Data extracted from a collection:
<<<<
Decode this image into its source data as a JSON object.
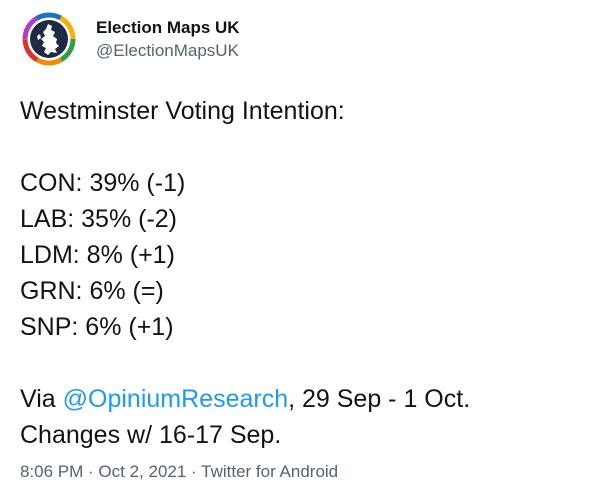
{
  "author": {
    "display_name": "Election Maps UK",
    "handle": "@ElectionMapsUK",
    "avatar_icon": "election-maps-uk-logo-icon"
  },
  "tweet": {
    "heading": "Westminster Voting Intention:",
    "polls": [
      "CON: 39% (-1)",
      "LAB: 35% (-2)",
      "LDM: 8% (+1)",
      "GRN: 6% (=)",
      "SNP: 6% (+1)"
    ],
    "via_prefix": "Via ",
    "mention": "@OpiniumResearch",
    "via_suffix": ", 29 Sep - 1 Oct.",
    "changes": "Changes w/ 16-17 Sep."
  },
  "meta": {
    "time": "8:06 PM",
    "separator": " · ",
    "date": "Oct 2, 2021",
    "source": "Twitter for Android"
  },
  "colors": {
    "text": "#0f1419",
    "secondary": "#536471",
    "link": "#1d9bf0"
  }
}
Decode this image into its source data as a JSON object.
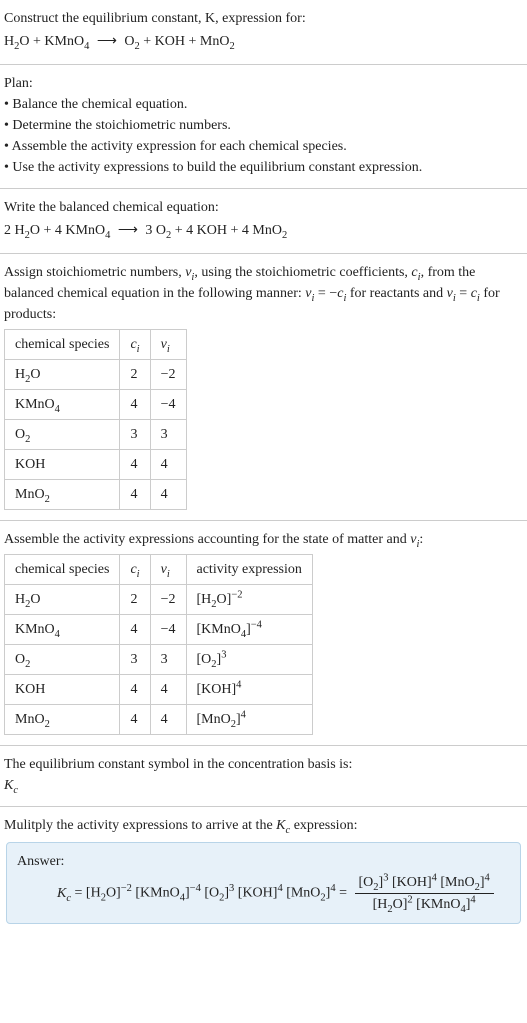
{
  "intro": {
    "line1": "Construct the equilibrium constant, K, expression for:",
    "equation_plain": "H₂O + KMnO₄ ⟶ O₂ + KOH + MnO₂"
  },
  "plan": {
    "heading": "Plan:",
    "b1": "• Balance the chemical equation.",
    "b2": "• Determine the stoichiometric numbers.",
    "b3": "• Assemble the activity expression for each chemical species.",
    "b4": "• Use the activity expressions to build the equilibrium constant expression."
  },
  "balanced": {
    "heading": "Write the balanced chemical equation:",
    "equation_plain": "2 H₂O + 4 KMnO₄ ⟶ 3 O₂ + 4 KOH + 4 MnO₂"
  },
  "stoich": {
    "text_part_a": "Assign stoichiometric numbers, ",
    "text_part_b": ", using the stoichiometric coefficients, ",
    "text_part_c": ", from the balanced chemical equation in the following manner: ",
    "text_part_d": " for reactants and ",
    "text_part_e": " for products:",
    "table": {
      "h1": "chemical species",
      "r1": {
        "sp": "H₂O",
        "c": "2",
        "v": "−2"
      },
      "r2": {
        "sp": "KMnO₄",
        "c": "4",
        "v": "−4"
      },
      "r3": {
        "sp": "O₂",
        "c": "3",
        "v": "3"
      },
      "r4": {
        "sp": "KOH",
        "c": "4",
        "v": "4"
      },
      "r5": {
        "sp": "MnO₂",
        "c": "4",
        "v": "4"
      }
    }
  },
  "activity": {
    "text_a": "Assemble the activity expressions accounting for the state of matter and ",
    "text_b": ":",
    "table": {
      "h1": "chemical species",
      "h4": "activity expression",
      "r1": {
        "sp": "H₂O",
        "c": "2",
        "v": "−2"
      },
      "r2": {
        "sp": "KMnO₄",
        "c": "4",
        "v": "−4"
      },
      "r3": {
        "sp": "O₂",
        "c": "3",
        "v": "3"
      },
      "r4": {
        "sp": "KOH",
        "c": "4",
        "v": "4"
      },
      "r5": {
        "sp": "MnO₂",
        "c": "4",
        "v": "4"
      }
    }
  },
  "symbol": {
    "line": "The equilibrium constant symbol in the concentration basis is:"
  },
  "multiply": {
    "text_a": "Mulitply the activity expressions to arrive at the ",
    "text_b": " expression:"
  },
  "answer": {
    "label": "Answer:"
  },
  "chem": {
    "H2O": "H₂O",
    "KMnO4": "KMnO₄",
    "O2": "O₂",
    "KOH": "KOH",
    "MnO2": "MnO₂"
  },
  "chart_data": {
    "type": "table",
    "title": "Stoichiometric numbers and activity expressions",
    "columns": [
      "chemical species",
      "c_i",
      "ν_i",
      "activity expression"
    ],
    "rows": [
      {
        "species": "H2O",
        "c_i": 2,
        "nu_i": -2,
        "activity": "[H2O]^-2"
      },
      {
        "species": "KMnO4",
        "c_i": 4,
        "nu_i": -4,
        "activity": "[KMnO4]^-4"
      },
      {
        "species": "O2",
        "c_i": 3,
        "nu_i": 3,
        "activity": "[O2]^3"
      },
      {
        "species": "KOH",
        "c_i": 4,
        "nu_i": 4,
        "activity": "[KOH]^4"
      },
      {
        "species": "MnO2",
        "c_i": 4,
        "nu_i": 4,
        "activity": "[MnO2]^4"
      }
    ],
    "balanced_equation": "2 H2O + 4 KMnO4 -> 3 O2 + 4 KOH + 4 MnO2",
    "Kc_expression": "Kc = [H2O]^-2 [KMnO4]^-4 [O2]^3 [KOH]^4 [MnO2]^4 = ([O2]^3 [KOH]^4 [MnO2]^4) / ([H2O]^2 [KMnO4]^4)"
  }
}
>>>>
EXERCISE OBJECTIVE: Repeat the records word for word. Any picture in them should be left out.

RESPONSE:
Decode this image into its source data as a JSON object.
{
  "author": {
    "display_name": "Election Maps UK",
    "handle": "@ElectionMapsUK",
    "avatar_icon": "election-maps-uk-logo-icon"
  },
  "tweet": {
    "heading": "Westminster Voting Intention:",
    "polls": [
      "CON: 39% (-1)",
      "LAB: 35% (-2)",
      "LDM: 8% (+1)",
      "GRN: 6% (=)",
      "SNP: 6% (+1)"
    ],
    "via_prefix": "Via ",
    "mention": "@OpiniumResearch",
    "via_suffix": ", 29 Sep - 1 Oct.",
    "changes": "Changes w/ 16-17 Sep."
  },
  "meta": {
    "time": "8:06 PM",
    "separator": " · ",
    "date": "Oct 2, 2021",
    "source": "Twitter for Android"
  },
  "colors": {
    "text": "#0f1419",
    "secondary": "#536471",
    "link": "#1d9bf0"
  }
}
Decode this image into its source data as a JSON object.
{
  "intro": {
    "line1": "Construct the equilibrium constant, K, expression for:",
    "equation_plain": "H₂O + KMnO₄ ⟶ O₂ + KOH + MnO₂"
  },
  "plan": {
    "heading": "Plan:",
    "b1": "• Balance the chemical equation.",
    "b2": "• Determine the stoichiometric numbers.",
    "b3": "• Assemble the activity expression for each chemical species.",
    "b4": "• Use the activity expressions to build the equilibrium constant expression."
  },
  "balanced": {
    "heading": "Write the balanced chemical equation:",
    "equation_plain": "2 H₂O + 4 KMnO₄ ⟶ 3 O₂ + 4 KOH + 4 MnO₂"
  },
  "stoich": {
    "text_part_a": "Assign stoichiometric numbers, ",
    "text_part_b": ", using the stoichiometric coefficients, ",
    "text_part_c": ", from the balanced chemical equation in the following manner: ",
    "text_part_d": " for reactants and ",
    "text_part_e": " for products:",
    "table": {
      "h1": "chemical species",
      "r1": {
        "sp": "H₂O",
        "c": "2",
        "v": "−2"
      },
      "r2": {
        "sp": "KMnO₄",
        "c": "4",
        "v": "−4"
      },
      "r3": {
        "sp": "O₂",
        "c": "3",
        "v": "3"
      },
      "r4": {
        "sp": "KOH",
        "c": "4",
        "v": "4"
      },
      "r5": {
        "sp": "MnO₂",
        "c": "4",
        "v": "4"
      }
    }
  },
  "activity": {
    "text_a": "Assemble the activity expressions accounting for the state of matter and ",
    "text_b": ":",
    "table": {
      "h1": "chemical species",
      "h4": "activity expression",
      "r1": {
        "sp": "H₂O",
        "c": "2",
        "v": "−2"
      },
      "r2": {
        "sp": "KMnO₄",
        "c": "4",
        "v": "−4"
      },
      "r3": {
        "sp": "O₂",
        "c": "3",
        "v": "3"
      },
      "r4": {
        "sp": "KOH",
        "c": "4",
        "v": "4"
      },
      "r5": {
        "sp": "MnO₂",
        "c": "4",
        "v": "4"
      }
    }
  },
  "symbol": {
    "line": "The equilibrium constant symbol in the concentration basis is:"
  },
  "multiply": {
    "text_a": "Mulitply the activity expressions to arrive at the ",
    "text_b": " expression:"
  },
  "answer": {
    "label": "Answer:"
  },
  "chem": {
    "H2O": "H₂O",
    "KMnO4": "KMnO₄",
    "O2": "O₂",
    "KOH": "KOH",
    "MnO2": "MnO₂"
  },
  "chart_data": {
    "type": "table",
    "title": "Stoichiometric numbers and activity expressions",
    "columns": [
      "chemical species",
      "c_i",
      "ν_i",
      "activity expression"
    ],
    "rows": [
      {
        "species": "H2O",
        "c_i": 2,
        "nu_i": -2,
        "activity": "[H2O]^-2"
      },
      {
        "species": "KMnO4",
        "c_i": 4,
        "nu_i": -4,
        "activity": "[KMnO4]^-4"
      },
      {
        "species": "O2",
        "c_i": 3,
        "nu_i": 3,
        "activity": "[O2]^3"
      },
      {
        "species": "KOH",
        "c_i": 4,
        "nu_i": 4,
        "activity": "[KOH]^4"
      },
      {
        "species": "MnO2",
        "c_i": 4,
        "nu_i": 4,
        "activity": "[MnO2]^4"
      }
    ],
    "balanced_equation": "2 H2O + 4 KMnO4 -> 3 O2 + 4 KOH + 4 MnO2",
    "Kc_expression": "Kc = [H2O]^-2 [KMnO4]^-4 [O2]^3 [KOH]^4 [MnO2]^4 = ([O2]^3 [KOH]^4 [MnO2]^4) / ([H2O]^2 [KMnO4]^4)"
  }
}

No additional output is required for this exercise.